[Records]
⁂

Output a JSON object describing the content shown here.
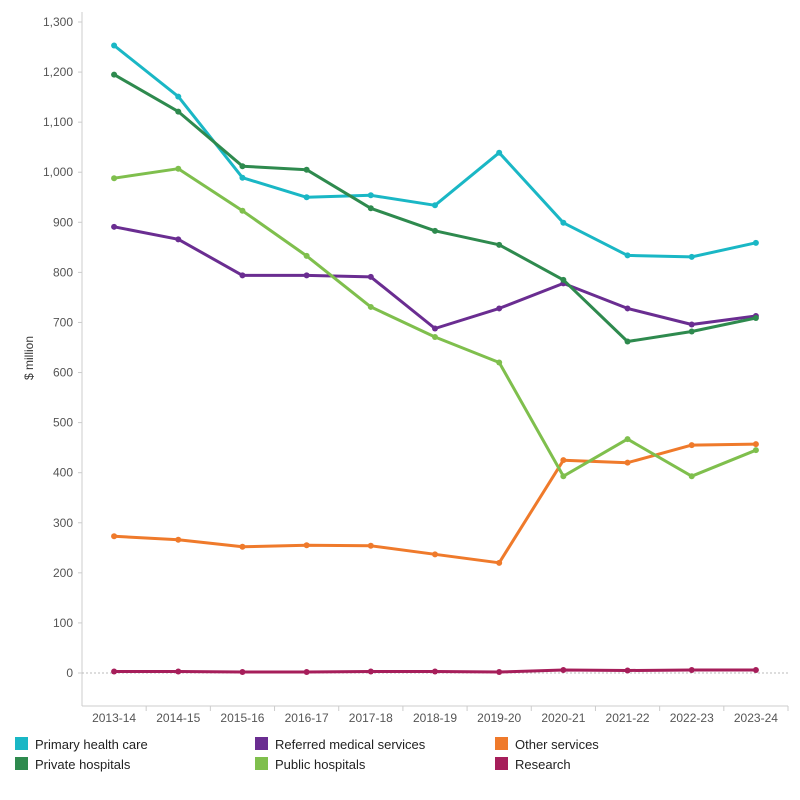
{
  "chart_data": {
    "type": "line",
    "title": "",
    "xlabel": "",
    "ylabel": "$ million",
    "ylim": [
      0,
      1300
    ],
    "y_ticks": [
      "0",
      "100",
      "200",
      "300",
      "400",
      "500",
      "600",
      "700",
      "800",
      "900",
      "1,000",
      "1,100",
      "1,200",
      "1,300"
    ],
    "categories": [
      "2013-14",
      "2014-15",
      "2015-16",
      "2016-17",
      "2017-18",
      "2018-19",
      "2019-20",
      "2020-21",
      "2021-22",
      "2022-23",
      "2023-24"
    ],
    "grid": "none (dotted zero line)",
    "legend_position": "bottom",
    "series": [
      {
        "name": "Primary health care",
        "color": "#1ab7c5",
        "values": [
          1253,
          1151,
          989,
          950,
          954,
          934,
          1039,
          899,
          834,
          831,
          859
        ]
      },
      {
        "name": "Referred medical services",
        "color": "#6a2d91",
        "values": [
          891,
          866,
          794,
          794,
          791,
          688,
          728,
          778,
          728,
          696,
          713
        ]
      },
      {
        "name": "Other services",
        "color": "#ef7a2b",
        "values": [
          273,
          266,
          252,
          255,
          254,
          237,
          220,
          425,
          420,
          455,
          457
        ]
      },
      {
        "name": "Private hospitals",
        "color": "#2e8a4e",
        "values": [
          1195,
          1121,
          1012,
          1005,
          928,
          883,
          855,
          785,
          662,
          682,
          709
        ]
      },
      {
        "name": "Public hospitals",
        "color": "#7fbf4d",
        "values": [
          988,
          1007,
          923,
          833,
          731,
          671,
          620,
          393,
          467,
          393,
          445
        ]
      },
      {
        "name": "Research",
        "color": "#a61e5a",
        "values": [
          3,
          3,
          2,
          2,
          3,
          3,
          2,
          6,
          5,
          6,
          6
        ]
      }
    ]
  }
}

⁂

__TASK REQUIREMENTS__
Locate all lines in the listing above with the word "name". Copy them.

__SOLUTION TO THIS TASK__
        "name": "Primary health care",
        "name": "Referred medical services",
        "name": "Other services",
        "name": "Private hospitals",
        "name": "Public hospitals",
        "name": "Research",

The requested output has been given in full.